• Exercise directions
Exactly as written, please set down all of the entries again, with no pictures.

• Working data
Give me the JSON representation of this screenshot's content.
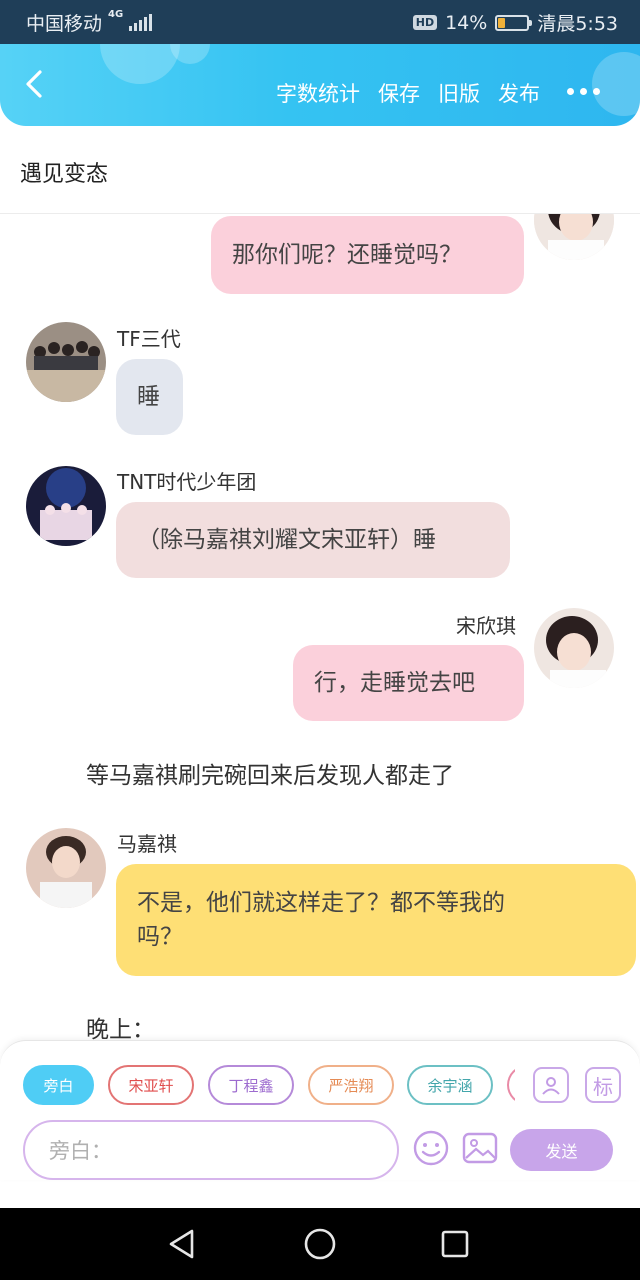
{
  "status_bar": {
    "carrier": "中国移动",
    "network": "4G",
    "hd": "HD",
    "battery_pct": "14%",
    "time": "清晨5:53",
    "battery_level": 0.14
  },
  "header": {
    "actions": [
      "字数统计",
      "保存",
      "旧版",
      "发布"
    ]
  },
  "title": "遇见变态",
  "chat": {
    "m1": {
      "text": "那你们呢？还睡觉吗？"
    },
    "m2": {
      "name": "TF三代",
      "text": "睡"
    },
    "m3": {
      "name": "TNT时代少年团",
      "text": "（除马嘉祺刘耀文宋亚轩）睡"
    },
    "m4": {
      "name": "宋欣琪",
      "text": "行，走睡觉去吧"
    },
    "n1": {
      "text": "等马嘉祺刷完碗回来后发现人都走了"
    },
    "m5": {
      "name": "马嘉祺",
      "line1": "不是，他们就这样走了？都不等我的",
      "line2": "吗？"
    },
    "n2": {
      "text": "晚上："
    }
  },
  "input_panel": {
    "chips": [
      "旁白",
      "宋亚轩",
      "丁程鑫",
      "严浩翔",
      "余宇涵"
    ],
    "tool_label": "标",
    "placeholder": "旁白：",
    "send_label": "发送"
  },
  "colors": {
    "header_blue": "#35c3f2",
    "pink_bubble": "#fbd0db",
    "yellow_bubble": "#fedf75",
    "send_purple": "#c8a5ea"
  }
}
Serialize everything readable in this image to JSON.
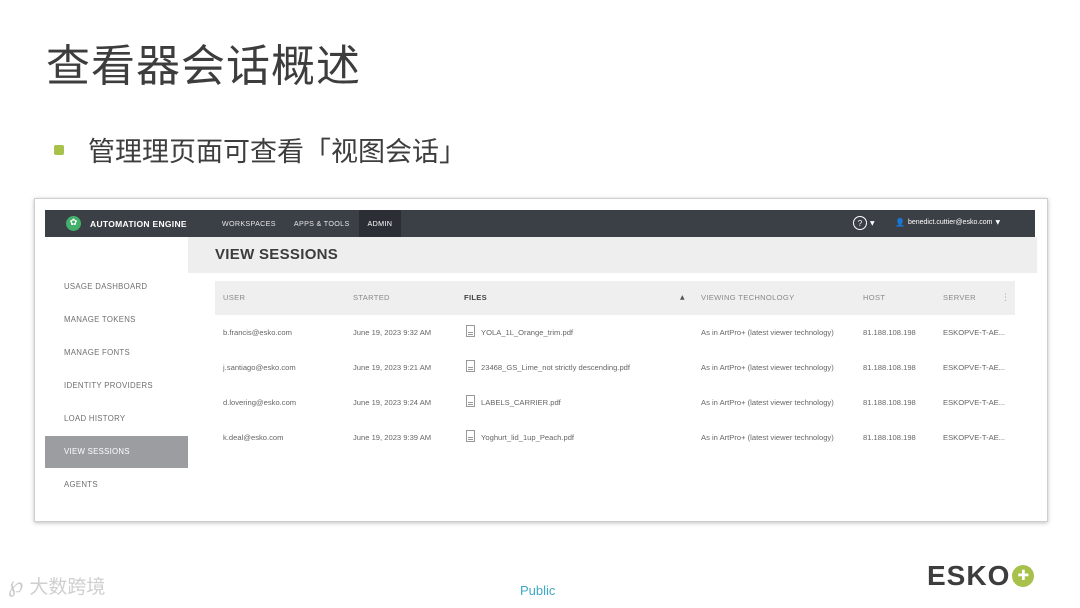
{
  "slide": {
    "title": "查看器会话概述",
    "bullet": "管理理页面可查看「视图会话」",
    "footer_label": "Public",
    "brand_logo": "ESKO",
    "watermark": "大数跨境",
    "colors": {
      "bullet": "#a7c14b",
      "footer_label": "#3fa9c8"
    }
  },
  "app": {
    "brand": "AUTOMATION ENGINE",
    "logo_icon": "gear-icon",
    "nav_tabs": [
      {
        "label": "WORKSPACES",
        "active": false
      },
      {
        "label": "APPS & TOOLS",
        "active": false
      },
      {
        "label": "ADMIN",
        "active": true
      }
    ],
    "help_icon": "?",
    "user_email": "benedict.cuttier@esko.com",
    "colors": {
      "topbar": "#3b3f46",
      "logo": "#42b06a",
      "active_sidebar": "#9b9da1"
    }
  },
  "sidebar": {
    "items": [
      {
        "label": "USAGE DASHBOARD",
        "active": false
      },
      {
        "label": "MANAGE TOKENS",
        "active": false
      },
      {
        "label": "MANAGE FONTS",
        "active": false
      },
      {
        "label": "IDENTITY PROVIDERS",
        "active": false
      },
      {
        "label": "LOAD HISTORY",
        "active": false
      },
      {
        "label": "VIEW SESSIONS",
        "active": true
      },
      {
        "label": "AGENTS",
        "active": false
      }
    ]
  },
  "main": {
    "title": "VIEW SESSIONS",
    "columns": [
      "USER",
      "STARTED",
      "FILES",
      "VIEWING TECHNOLOGY",
      "HOST",
      "SERVER"
    ],
    "sort_icon": "sort-up-icon",
    "rows": [
      {
        "user": "b.francis@esko.com",
        "started": "June 19, 2023 9:32 AM",
        "file": "YOLA_1L_Orange_trim.pdf",
        "tech": "As in ArtPro+ (latest viewer technology)",
        "host": "81.188.108.198",
        "server": "ESKOPVE-T-AE..."
      },
      {
        "user": "j.santiago@esko.com",
        "started": "June 19, 2023 9:21 AM",
        "file": "23468_GS_Lime_not strictly descending.pdf",
        "tech": "As in ArtPro+ (latest viewer technology)",
        "host": "81.188.108.198",
        "server": "ESKOPVE-T-AE..."
      },
      {
        "user": "d.lovering@esko.com",
        "started": "June 19, 2023 9:24 AM",
        "file": "LABELS_CARRIER.pdf",
        "tech": "As in ArtPro+ (latest viewer technology)",
        "host": "81.188.108.198",
        "server": "ESKOPVE-T-AE..."
      },
      {
        "user": "k.deal@esko.com",
        "started": "June 19, 2023 9:39 AM",
        "file": "Yoghurt_lid_1up_Peach.pdf",
        "tech": "As in ArtPro+ (latest viewer technology)",
        "host": "81.188.108.198",
        "server": "ESKOPVE-T-AE..."
      }
    ]
  }
}
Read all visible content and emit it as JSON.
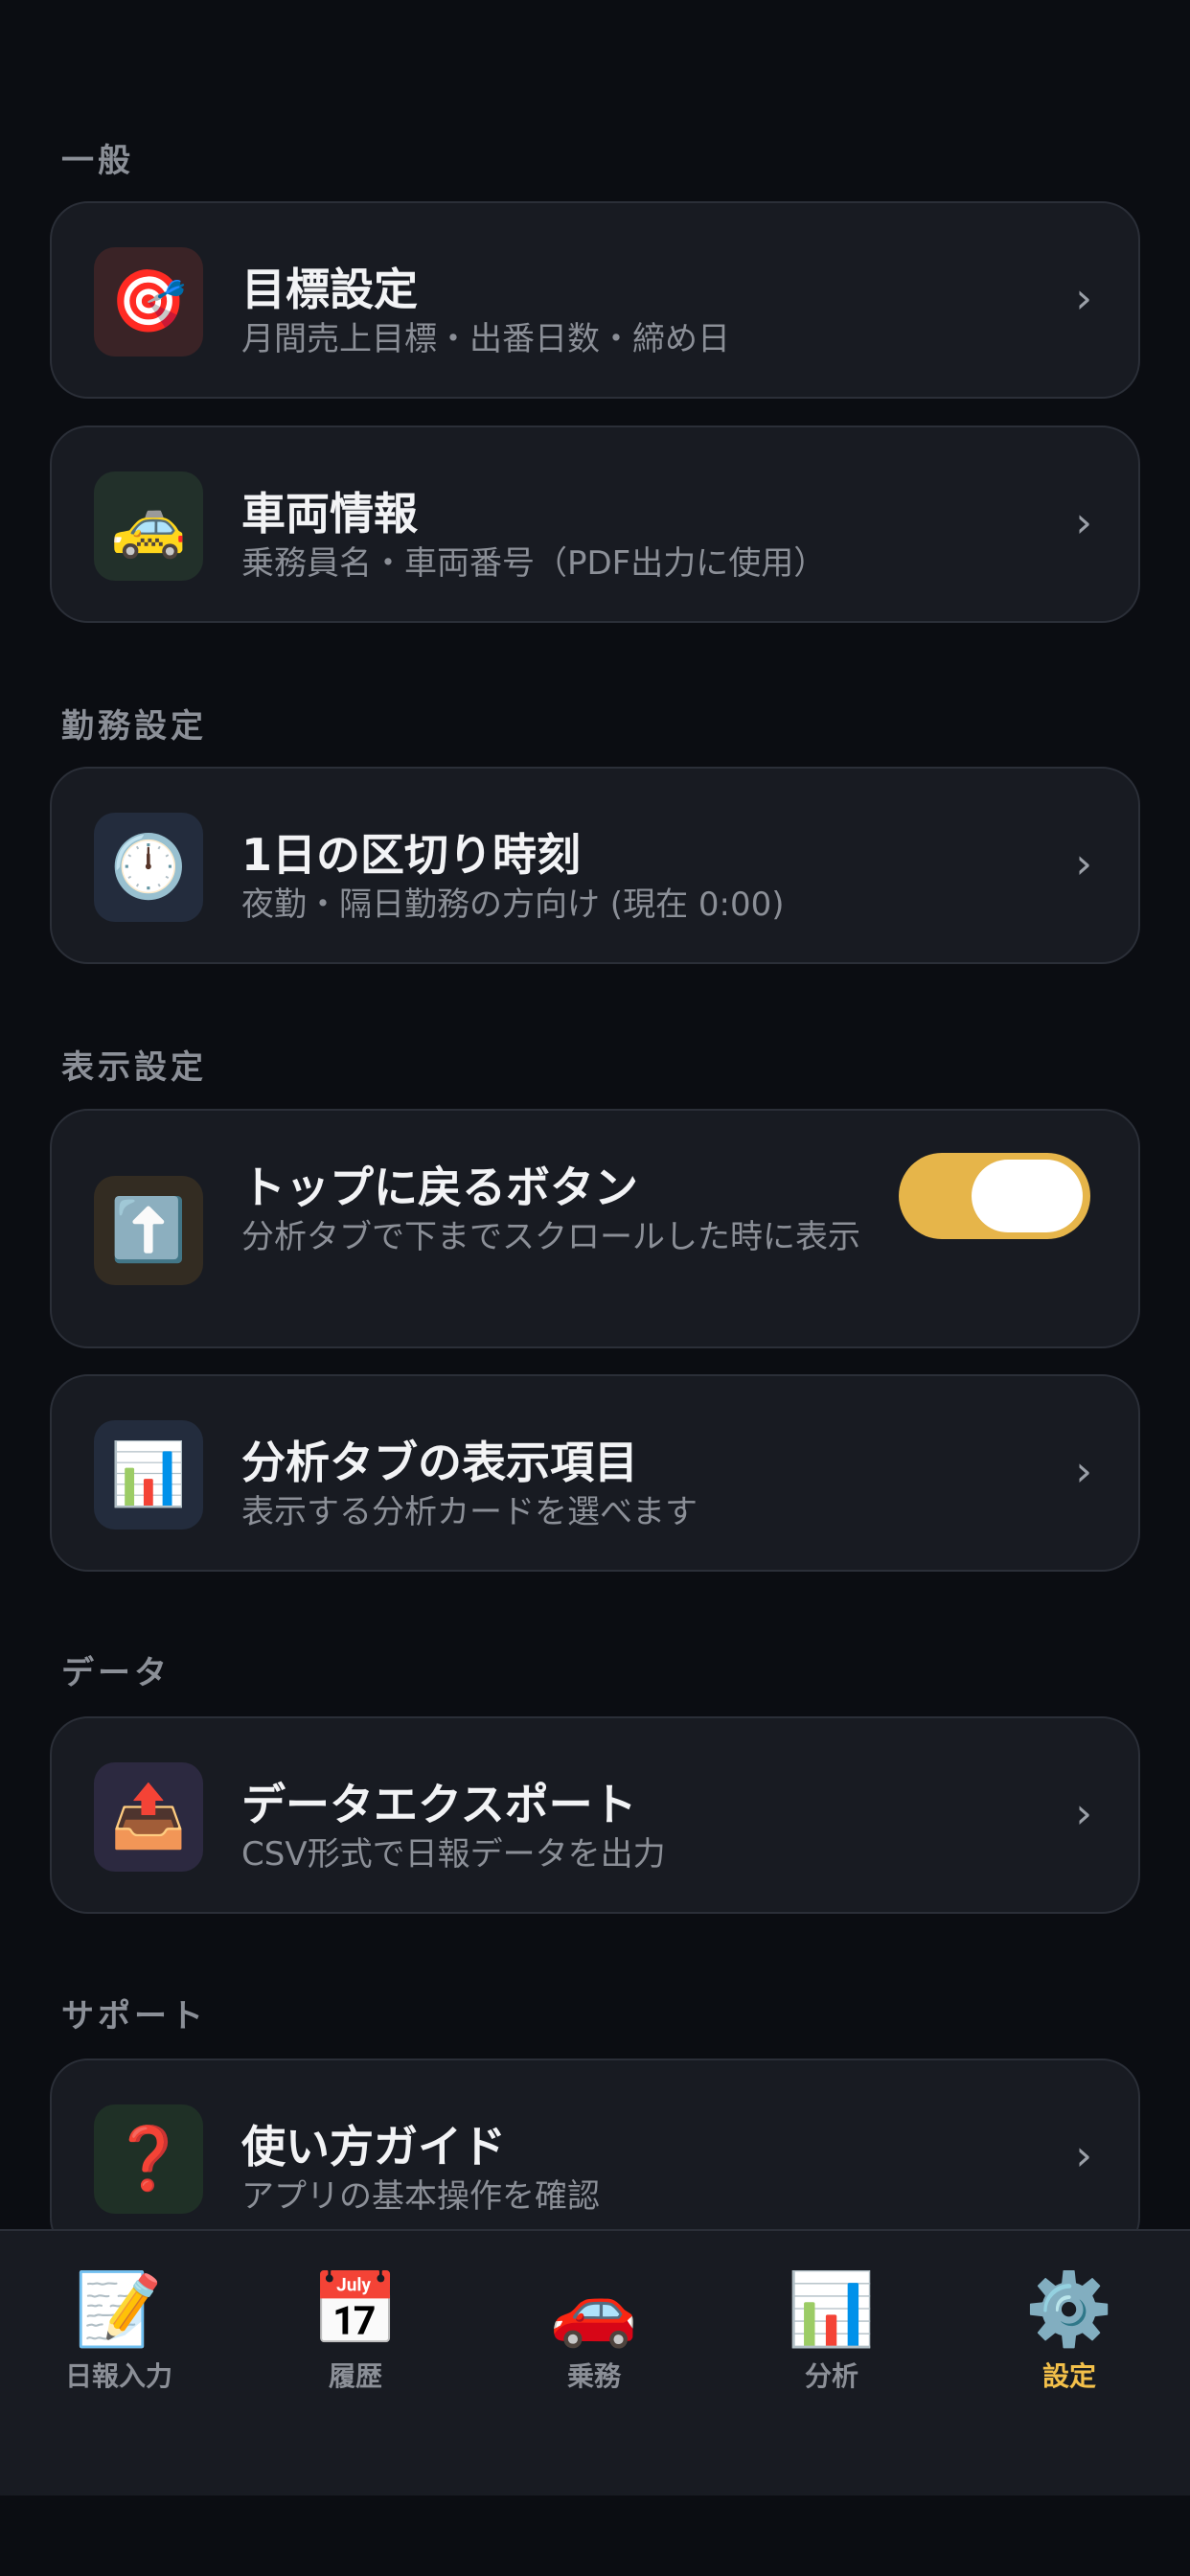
{
  "sections": {
    "general": "一般",
    "work": "勤務設定",
    "display": "表示設定",
    "data": "データ",
    "support": "サポート"
  },
  "items": {
    "goal": {
      "icon": "target-icon",
      "emoji": "🎯",
      "title": "目標設定",
      "subtitle": "月間売上目標・出番日数・締め日"
    },
    "vehicle": {
      "icon": "taxi-icon",
      "emoji": "🚕",
      "title": "車両情報",
      "subtitle": "乗務員名・車両番号（PDF出力に使用）"
    },
    "day_cutoff": {
      "icon": "clock-icon",
      "emoji": "🕛",
      "title": "1日の区切り時刻",
      "subtitle": "夜勤・隔日勤務の方向け (現在 0:00)"
    },
    "back_to_top": {
      "icon": "up-arrow-icon",
      "emoji": "⬆️",
      "title": "トップに戻るボタン",
      "subtitle": "分析タブで下までスクロールした時に表示",
      "toggle_on": true
    },
    "analysis_items": {
      "icon": "bar-chart-icon",
      "emoji": "📊",
      "title": "分析タブの表示項目",
      "subtitle": "表示する分析カードを選べます"
    },
    "export": {
      "icon": "outbox-tray-icon",
      "emoji": "📤",
      "title": "データエクスポート",
      "subtitle": "CSV形式で日報データを出力"
    },
    "guide": {
      "icon": "question-mark-icon",
      "emoji": "❓",
      "title": "使い方ガイド",
      "subtitle": "アプリの基本操作を確認"
    }
  },
  "chevron": "›",
  "tabs": [
    {
      "icon": "memo-icon",
      "emoji": "📝",
      "label": "日報入力",
      "active": false
    },
    {
      "icon": "calendar-icon",
      "emoji": "📅",
      "label": "履歴",
      "active": false
    },
    {
      "icon": "car-icon",
      "emoji": "🚗",
      "label": "乗務",
      "active": false
    },
    {
      "icon": "bar-chart-icon",
      "emoji": "📊",
      "label": "分析",
      "active": false
    },
    {
      "icon": "gear-icon",
      "emoji": "⚙️",
      "label": "設定",
      "active": true
    }
  ],
  "colors": {
    "background": "#0b0d12",
    "card": "#181b22",
    "accent": "#e6b54a",
    "active_tab": "#f3c04a",
    "muted_text": "#8b8f97"
  }
}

• Full answer
Give me the JSON representation of this screenshot's content.
{
  "status_bar": {
    "carrier": "中国移动",
    "network": "4G",
    "hd": "HD",
    "battery_pct": "14%",
    "time": "清晨5:53",
    "battery_level": 0.14
  },
  "header": {
    "actions": [
      "字数统计",
      "保存",
      "旧版",
      "发布"
    ]
  },
  "title": "遇见变态",
  "chat": {
    "m1": {
      "text": "那你们呢？还睡觉吗？"
    },
    "m2": {
      "name": "TF三代",
      "text": "睡"
    },
    "m3": {
      "name": "TNT时代少年团",
      "text": "（除马嘉祺刘耀文宋亚轩）睡"
    },
    "m4": {
      "name": "宋欣琪",
      "text": "行，走睡觉去吧"
    },
    "n1": {
      "text": "等马嘉祺刷完碗回来后发现人都走了"
    },
    "m5": {
      "name": "马嘉祺",
      "line1": "不是，他们就这样走了？都不等我的",
      "line2": "吗？"
    },
    "n2": {
      "text": "晚上："
    }
  },
  "input_panel": {
    "chips": [
      "旁白",
      "宋亚轩",
      "丁程鑫",
      "严浩翔",
      "余宇涵"
    ],
    "tool_label": "标",
    "placeholder": "旁白：",
    "send_label": "发送"
  },
  "colors": {
    "header_blue": "#35c3f2",
    "pink_bubble": "#fbd0db",
    "yellow_bubble": "#fedf75",
    "send_purple": "#c8a5ea"
  }
}
Serialize everything readable in this image to JSON.
{
  "slide": {
    "title": "查看器会话概述",
    "bullet": "管理理页面可查看「视图会话」",
    "footer_label": "Public",
    "brand_logo": "ESKO",
    "watermark": "大数跨境",
    "colors": {
      "bullet": "#a7c14b",
      "footer_label": "#3fa9c8"
    }
  },
  "app": {
    "brand": "AUTOMATION ENGINE",
    "logo_icon": "gear-icon",
    "nav_tabs": [
      {
        "label": "WORKSPACES",
        "active": false
      },
      {
        "label": "APPS & TOOLS",
        "active": false
      },
      {
        "label": "ADMIN",
        "active": true
      }
    ],
    "help_icon": "?",
    "user_email": "benedict.cuttier@esko.com",
    "colors": {
      "topbar": "#3b3f46",
      "logo": "#42b06a",
      "active_sidebar": "#9b9da1"
    }
  },
  "sidebar": {
    "items": [
      {
        "label": "USAGE DASHBOARD",
        "active": false
      },
      {
        "label": "MANAGE TOKENS",
        "active": false
      },
      {
        "label": "MANAGE FONTS",
        "active": false
      },
      {
        "label": "IDENTITY PROVIDERS",
        "active": false
      },
      {
        "label": "LOAD HISTORY",
        "active": false
      },
      {
        "label": "VIEW SESSIONS",
        "active": true
      },
      {
        "label": "AGENTS",
        "active": false
      }
    ]
  },
  "main": {
    "title": "VIEW SESSIONS",
    "columns": [
      "USER",
      "STARTED",
      "FILES",
      "VIEWING TECHNOLOGY",
      "HOST",
      "SERVER"
    ],
    "sort_icon": "sort-up-icon",
    "rows": [
      {
        "user": "b.francis@esko.com",
        "started": "June 19, 2023 9:32 AM",
        "file": "YOLA_1L_Orange_trim.pdf",
        "tech": "As in ArtPro+ (latest viewer technology)",
        "host": "81.188.108.198",
        "server": "ESKOPVE-T-AE..."
      },
      {
        "user": "j.santiago@esko.com",
        "started": "June 19, 2023 9:21 AM",
        "file": "23468_GS_Lime_not strictly descending.pdf",
        "tech": "As in ArtPro+ (latest viewer technology)",
        "host": "81.188.108.198",
        "server": "ESKOPVE-T-AE..."
      },
      {
        "user": "d.lovering@esko.com",
        "started": "June 19, 2023 9:24 AM",
        "file": "LABELS_CARRIER.pdf",
        "tech": "As in ArtPro+ (latest viewer technology)",
        "host": "81.188.108.198",
        "server": "ESKOPVE-T-AE..."
      },
      {
        "user": "k.deal@esko.com",
        "started": "June 19, 2023 9:39 AM",
        "file": "Yoghurt_lid_1up_Peach.pdf",
        "tech": "As in ArtPro+ (latest viewer technology)",
        "host": "81.188.108.198",
        "server": "ESKOPVE-T-AE..."
      }
    ]
  }
}
Read all visible content and emit it as JSON.
{
  "sections": {
    "general": "一般",
    "work": "勤務設定",
    "display": "表示設定",
    "data": "データ",
    "support": "サポート"
  },
  "items": {
    "goal": {
      "icon": "target-icon",
      "emoji": "🎯",
      "title": "目標設定",
      "subtitle": "月間売上目標・出番日数・締め日"
    },
    "vehicle": {
      "icon": "taxi-icon",
      "emoji": "🚕",
      "title": "車両情報",
      "subtitle": "乗務員名・車両番号（PDF出力に使用）"
    },
    "day_cutoff": {
      "icon": "clock-icon",
      "emoji": "🕛",
      "title": "1日の区切り時刻",
      "subtitle": "夜勤・隔日勤務の方向け (現在 0:00)"
    },
    "back_to_top": {
      "icon": "up-arrow-icon",
      "emoji": "⬆️",
      "title": "トップに戻るボタン",
      "subtitle": "分析タブで下までスクロールした時に表示",
      "toggle_on": true
    },
    "analysis_items": {
      "icon": "bar-chart-icon",
      "emoji": "📊",
      "title": "分析タブの表示項目",
      "subtitle": "表示する分析カードを選べます"
    },
    "export": {
      "icon": "outbox-tray-icon",
      "emoji": "📤",
      "title": "データエクスポート",
      "subtitle": "CSV形式で日報データを出力"
    },
    "guide": {
      "icon": "question-mark-icon",
      "emoji": "❓",
      "title": "使い方ガイド",
      "subtitle": "アプリの基本操作を確認"
    }
  },
  "chevron": "›",
  "tabs": [
    {
      "icon": "memo-icon",
      "emoji": "📝",
      "label": "日報入力",
      "active": false
    },
    {
      "icon": "calendar-icon",
      "emoji": "📅",
      "label": "履歴",
      "active": false
    },
    {
      "icon": "car-icon",
      "emoji": "🚗",
      "label": "乗務",
      "active": false
    },
    {
      "icon": "bar-chart-icon",
      "emoji": "📊",
      "label": "分析",
      "active": false
    },
    {
      "icon": "gear-icon",
      "emoji": "⚙️",
      "label": "設定",
      "active": true
    }
  ],
  "colors": {
    "background": "#0b0d12",
    "card": "#181b22",
    "accent": "#e6b54a",
    "active_tab": "#f3c04a",
    "muted_text": "#8b8f97"
  }
}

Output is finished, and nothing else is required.